• [Exercise description]:
Go through the lines below and copy each one that holds the string "name".

• [Supplied information]:
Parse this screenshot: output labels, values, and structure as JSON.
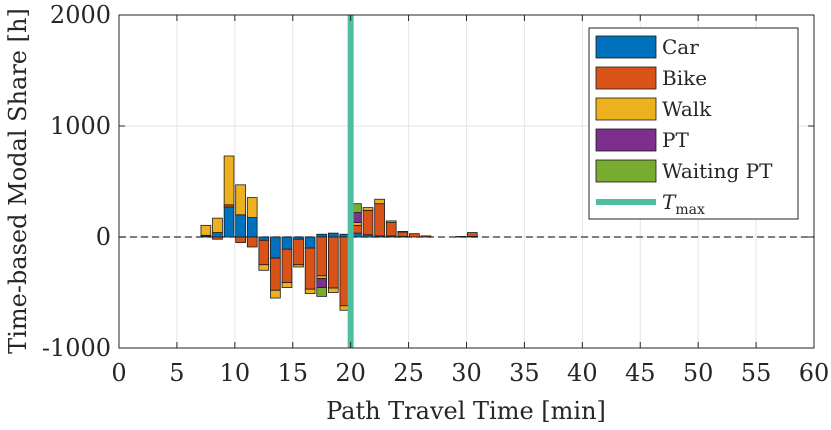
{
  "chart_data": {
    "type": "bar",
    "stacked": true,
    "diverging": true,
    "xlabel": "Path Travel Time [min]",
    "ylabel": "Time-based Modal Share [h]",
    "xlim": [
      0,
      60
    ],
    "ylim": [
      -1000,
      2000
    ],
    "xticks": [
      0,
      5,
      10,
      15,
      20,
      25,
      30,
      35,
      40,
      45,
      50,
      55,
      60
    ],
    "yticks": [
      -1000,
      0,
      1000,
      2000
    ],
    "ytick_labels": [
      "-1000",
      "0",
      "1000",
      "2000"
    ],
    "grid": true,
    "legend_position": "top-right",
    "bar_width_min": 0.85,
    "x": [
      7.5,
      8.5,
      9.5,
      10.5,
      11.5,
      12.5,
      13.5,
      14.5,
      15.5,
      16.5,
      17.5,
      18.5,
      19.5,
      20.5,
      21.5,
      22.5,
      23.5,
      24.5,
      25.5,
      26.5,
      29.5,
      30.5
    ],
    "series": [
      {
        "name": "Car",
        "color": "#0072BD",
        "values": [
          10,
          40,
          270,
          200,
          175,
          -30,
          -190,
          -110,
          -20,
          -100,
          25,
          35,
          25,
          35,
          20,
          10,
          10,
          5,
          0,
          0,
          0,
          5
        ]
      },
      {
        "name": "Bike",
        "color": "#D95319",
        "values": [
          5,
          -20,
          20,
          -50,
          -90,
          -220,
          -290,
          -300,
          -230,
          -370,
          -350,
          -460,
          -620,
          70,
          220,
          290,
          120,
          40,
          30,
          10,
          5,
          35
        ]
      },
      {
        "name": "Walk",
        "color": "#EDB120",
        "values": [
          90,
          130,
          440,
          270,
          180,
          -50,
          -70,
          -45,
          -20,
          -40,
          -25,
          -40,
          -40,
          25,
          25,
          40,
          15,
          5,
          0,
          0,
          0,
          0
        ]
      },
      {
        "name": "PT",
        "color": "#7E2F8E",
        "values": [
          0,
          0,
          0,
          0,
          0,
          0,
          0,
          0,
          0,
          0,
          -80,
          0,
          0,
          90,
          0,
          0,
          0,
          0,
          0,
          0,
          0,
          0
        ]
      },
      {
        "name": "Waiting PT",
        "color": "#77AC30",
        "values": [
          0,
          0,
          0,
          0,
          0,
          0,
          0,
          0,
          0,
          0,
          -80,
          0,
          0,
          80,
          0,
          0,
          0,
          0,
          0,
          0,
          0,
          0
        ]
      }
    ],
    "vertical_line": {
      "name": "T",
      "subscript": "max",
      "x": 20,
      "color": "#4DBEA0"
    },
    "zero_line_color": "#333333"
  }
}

• [In response]:
        "name": "Car",
        "name": "Bike",
        "name": "Walk",
        "name": "PT",
        "name": "Waiting PT",
      "name": "T",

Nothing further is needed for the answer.